◆ Objective: Exclude the pictures and retype the entries as written.
━━ Input data
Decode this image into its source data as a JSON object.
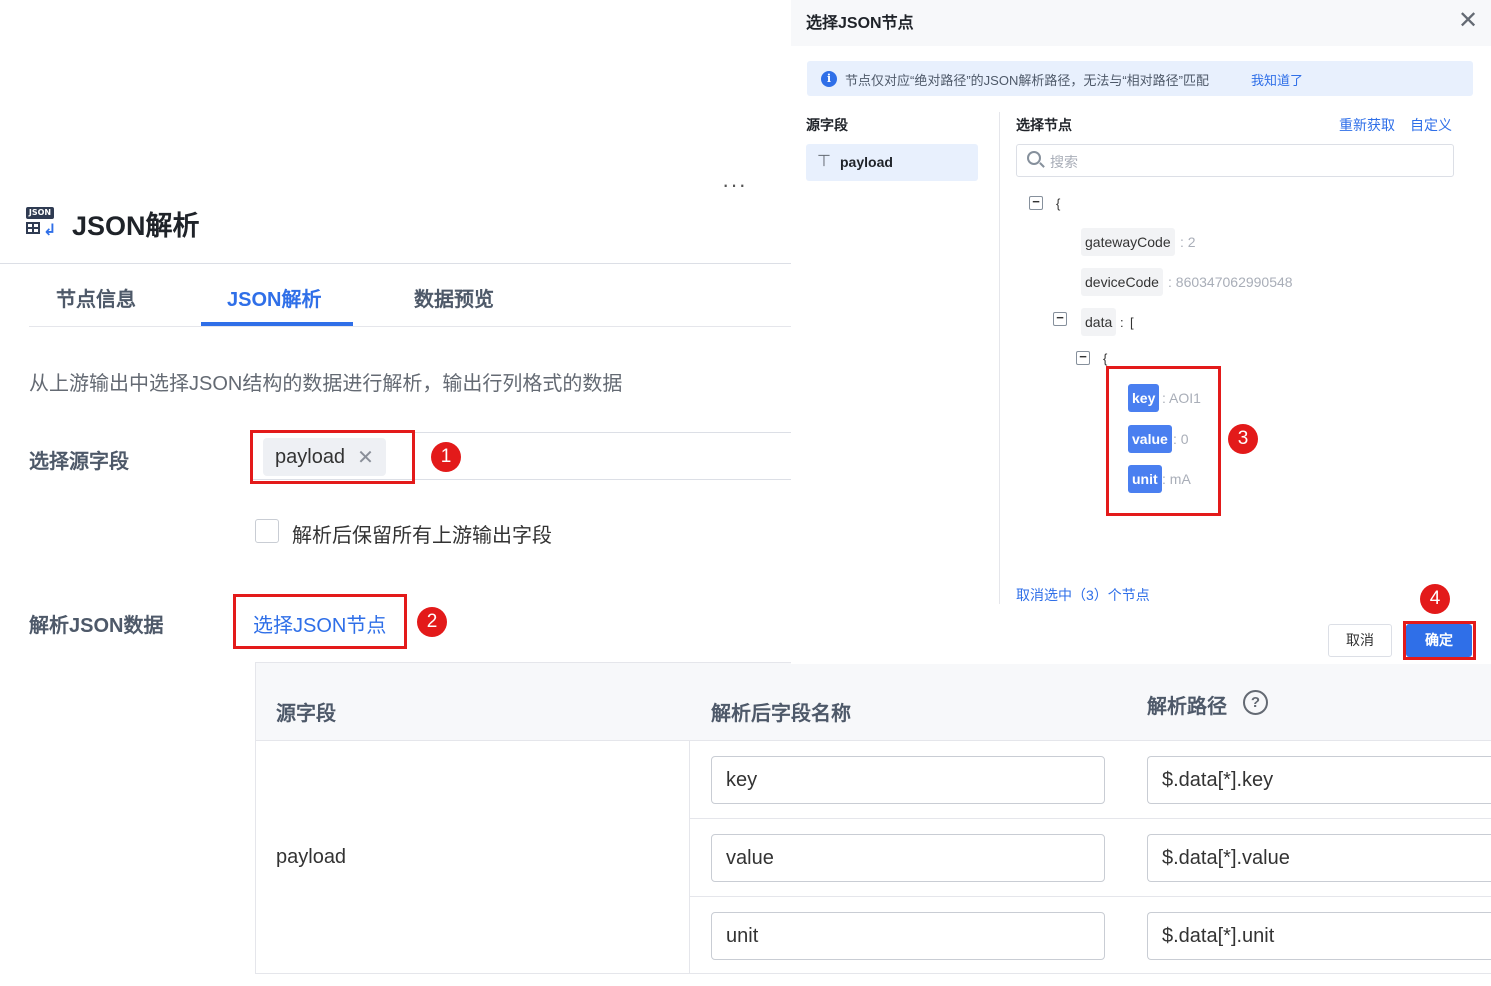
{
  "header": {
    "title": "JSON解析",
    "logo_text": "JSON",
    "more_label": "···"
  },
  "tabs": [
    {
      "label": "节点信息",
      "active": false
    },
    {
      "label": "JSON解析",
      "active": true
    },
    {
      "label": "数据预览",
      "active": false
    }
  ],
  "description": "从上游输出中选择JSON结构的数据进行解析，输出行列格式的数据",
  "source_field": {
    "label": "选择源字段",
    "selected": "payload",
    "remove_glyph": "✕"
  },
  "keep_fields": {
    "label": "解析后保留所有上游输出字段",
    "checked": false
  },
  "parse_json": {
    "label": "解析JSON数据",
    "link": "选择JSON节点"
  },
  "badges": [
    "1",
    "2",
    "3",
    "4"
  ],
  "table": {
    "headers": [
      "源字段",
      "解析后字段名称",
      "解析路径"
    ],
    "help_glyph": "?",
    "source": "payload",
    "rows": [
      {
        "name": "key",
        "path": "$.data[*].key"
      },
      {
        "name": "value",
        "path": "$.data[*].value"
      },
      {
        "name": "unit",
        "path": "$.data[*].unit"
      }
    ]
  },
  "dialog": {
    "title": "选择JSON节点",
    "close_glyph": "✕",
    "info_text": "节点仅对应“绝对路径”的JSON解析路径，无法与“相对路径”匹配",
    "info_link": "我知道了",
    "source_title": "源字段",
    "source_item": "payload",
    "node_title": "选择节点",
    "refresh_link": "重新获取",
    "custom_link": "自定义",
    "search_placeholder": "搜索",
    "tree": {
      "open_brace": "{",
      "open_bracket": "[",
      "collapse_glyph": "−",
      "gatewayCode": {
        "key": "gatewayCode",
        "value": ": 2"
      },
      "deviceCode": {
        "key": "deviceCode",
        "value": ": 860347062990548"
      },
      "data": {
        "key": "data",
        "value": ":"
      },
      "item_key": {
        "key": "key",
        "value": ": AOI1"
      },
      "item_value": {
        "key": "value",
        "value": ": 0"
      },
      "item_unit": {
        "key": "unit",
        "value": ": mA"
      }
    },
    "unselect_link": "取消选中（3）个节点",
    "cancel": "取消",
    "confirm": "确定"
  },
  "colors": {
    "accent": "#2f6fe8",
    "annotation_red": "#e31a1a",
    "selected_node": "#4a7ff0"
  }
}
━━━━
◆ Exercise answer:
Decode this image into its source data as a JSON object.
{
  "header": {
    "title": "JSON解析",
    "logo_text": "JSON",
    "more_label": "···"
  },
  "tabs": [
    {
      "label": "节点信息",
      "active": false
    },
    {
      "label": "JSON解析",
      "active": true
    },
    {
      "label": "数据预览",
      "active": false
    }
  ],
  "description": "从上游输出中选择JSON结构的数据进行解析，输出行列格式的数据",
  "source_field": {
    "label": "选择源字段",
    "selected": "payload",
    "remove_glyph": "✕"
  },
  "keep_fields": {
    "label": "解析后保留所有上游输出字段",
    "checked": false
  },
  "parse_json": {
    "label": "解析JSON数据",
    "link": "选择JSON节点"
  },
  "badges": [
    "1",
    "2",
    "3",
    "4"
  ],
  "table": {
    "headers": [
      "源字段",
      "解析后字段名称",
      "解析路径"
    ],
    "help_glyph": "?",
    "source": "payload",
    "rows": [
      {
        "name": "key",
        "path": "$.data[*].key"
      },
      {
        "name": "value",
        "path": "$.data[*].value"
      },
      {
        "name": "unit",
        "path": "$.data[*].unit"
      }
    ]
  },
  "dialog": {
    "title": "选择JSON节点",
    "close_glyph": "✕",
    "info_text": "节点仅对应“绝对路径”的JSON解析路径，无法与“相对路径”匹配",
    "info_link": "我知道了",
    "source_title": "源字段",
    "source_item": "payload",
    "node_title": "选择节点",
    "refresh_link": "重新获取",
    "custom_link": "自定义",
    "search_placeholder": "搜索",
    "tree": {
      "open_brace": "{",
      "open_bracket": "[",
      "collapse_glyph": "−",
      "gatewayCode": {
        "key": "gatewayCode",
        "value": ": 2"
      },
      "deviceCode": {
        "key": "deviceCode",
        "value": ": 860347062990548"
      },
      "data": {
        "key": "data",
        "value": ":"
      },
      "item_key": {
        "key": "key",
        "value": ": AOI1"
      },
      "item_value": {
        "key": "value",
        "value": ": 0"
      },
      "item_unit": {
        "key": "unit",
        "value": ": mA"
      }
    },
    "unselect_link": "取消选中（3）个节点",
    "cancel": "取消",
    "confirm": "确定"
  },
  "colors": {
    "accent": "#2f6fe8",
    "annotation_red": "#e31a1a",
    "selected_node": "#4a7ff0"
  }
}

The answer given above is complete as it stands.